(Annotated element entries)

— begin —

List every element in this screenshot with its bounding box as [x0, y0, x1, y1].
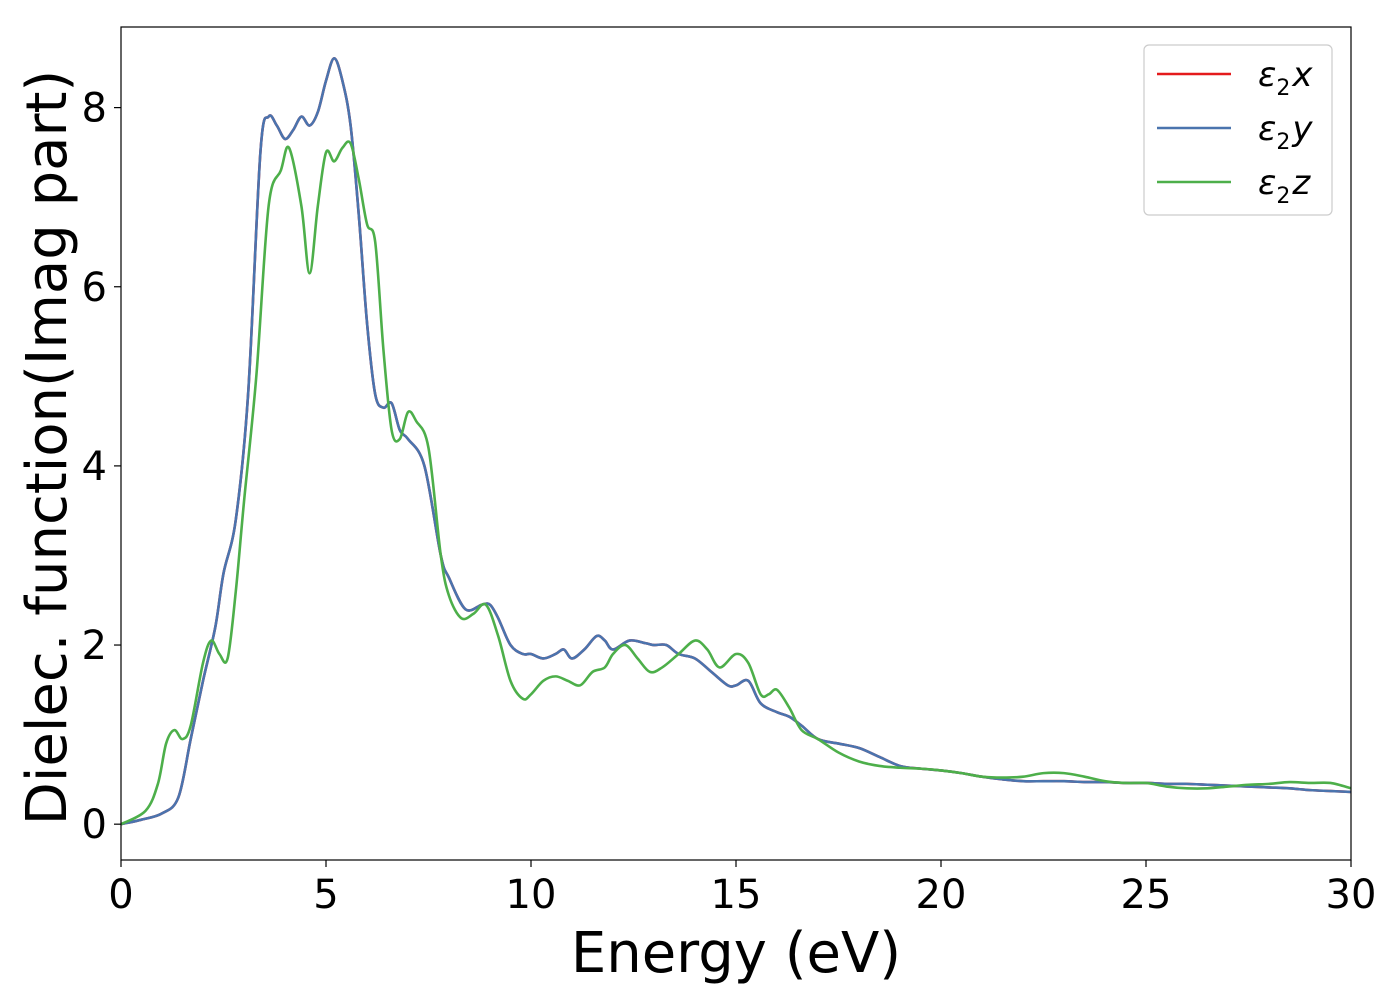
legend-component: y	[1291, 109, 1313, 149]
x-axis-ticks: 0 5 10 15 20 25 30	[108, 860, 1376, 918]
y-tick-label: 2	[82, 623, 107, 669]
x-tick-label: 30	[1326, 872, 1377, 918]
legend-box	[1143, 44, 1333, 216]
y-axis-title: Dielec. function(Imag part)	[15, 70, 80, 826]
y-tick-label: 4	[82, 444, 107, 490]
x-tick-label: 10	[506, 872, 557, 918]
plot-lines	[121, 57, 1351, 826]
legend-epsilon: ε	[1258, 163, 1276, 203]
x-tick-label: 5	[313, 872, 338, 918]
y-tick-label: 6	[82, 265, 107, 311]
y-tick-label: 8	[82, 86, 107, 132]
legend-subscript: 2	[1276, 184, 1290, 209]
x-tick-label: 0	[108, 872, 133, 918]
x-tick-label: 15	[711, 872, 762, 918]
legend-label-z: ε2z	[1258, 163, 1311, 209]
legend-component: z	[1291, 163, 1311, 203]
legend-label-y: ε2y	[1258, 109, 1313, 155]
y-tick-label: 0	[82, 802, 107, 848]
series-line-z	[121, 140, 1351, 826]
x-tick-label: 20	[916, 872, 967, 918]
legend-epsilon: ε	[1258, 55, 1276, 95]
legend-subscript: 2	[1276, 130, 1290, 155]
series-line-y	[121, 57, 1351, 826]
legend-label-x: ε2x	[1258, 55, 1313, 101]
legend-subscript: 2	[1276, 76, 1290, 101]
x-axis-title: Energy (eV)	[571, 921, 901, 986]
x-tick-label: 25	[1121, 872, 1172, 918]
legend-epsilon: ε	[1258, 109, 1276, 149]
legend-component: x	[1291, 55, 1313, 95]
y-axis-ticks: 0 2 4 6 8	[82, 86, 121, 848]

— end —

**Directions for this task**
Please repeat every line of the entries above word for word, leaving out the pictures.

**Solved problem**
List every element in this screenshot with its bounding box as [x0, y0, x1, y1].
legend-component: y	[1291, 109, 1313, 149]
x-axis-ticks: 0 5 10 15 20 25 30	[108, 860, 1376, 918]
y-tick-label: 2	[82, 623, 107, 669]
x-tick-label: 30	[1326, 872, 1377, 918]
legend-box	[1143, 44, 1333, 216]
y-axis-title: Dielec. function(Imag part)	[15, 70, 80, 826]
y-tick-label: 4	[82, 444, 107, 490]
x-tick-label: 10	[506, 872, 557, 918]
plot-lines	[121, 57, 1351, 826]
legend-epsilon: ε	[1258, 163, 1276, 203]
x-tick-label: 5	[313, 872, 338, 918]
y-tick-label: 6	[82, 265, 107, 311]
y-tick-label: 8	[82, 86, 107, 132]
legend-subscript: 2	[1276, 184, 1290, 209]
x-tick-label: 0	[108, 872, 133, 918]
x-tick-label: 15	[711, 872, 762, 918]
legend-label-z: ε2z	[1258, 163, 1311, 209]
legend-component: z	[1291, 163, 1311, 203]
legend-label-y: ε2y	[1258, 109, 1313, 155]
y-tick-label: 0	[82, 802, 107, 848]
series-line-z	[121, 140, 1351, 826]
x-tick-label: 20	[916, 872, 967, 918]
legend-epsilon: ε	[1258, 55, 1276, 95]
legend-subscript: 2	[1276, 130, 1290, 155]
series-line-y	[121, 57, 1351, 826]
legend-label-x: ε2x	[1258, 55, 1313, 101]
legend-subscript: 2	[1276, 76, 1290, 101]
x-axis-title: Energy (eV)	[571, 921, 901, 986]
x-tick-label: 25	[1121, 872, 1172, 918]
legend-epsilon: ε	[1258, 109, 1276, 149]
legend-component: x	[1291, 55, 1313, 95]
y-axis-ticks: 0 2 4 6 8	[82, 86, 121, 848]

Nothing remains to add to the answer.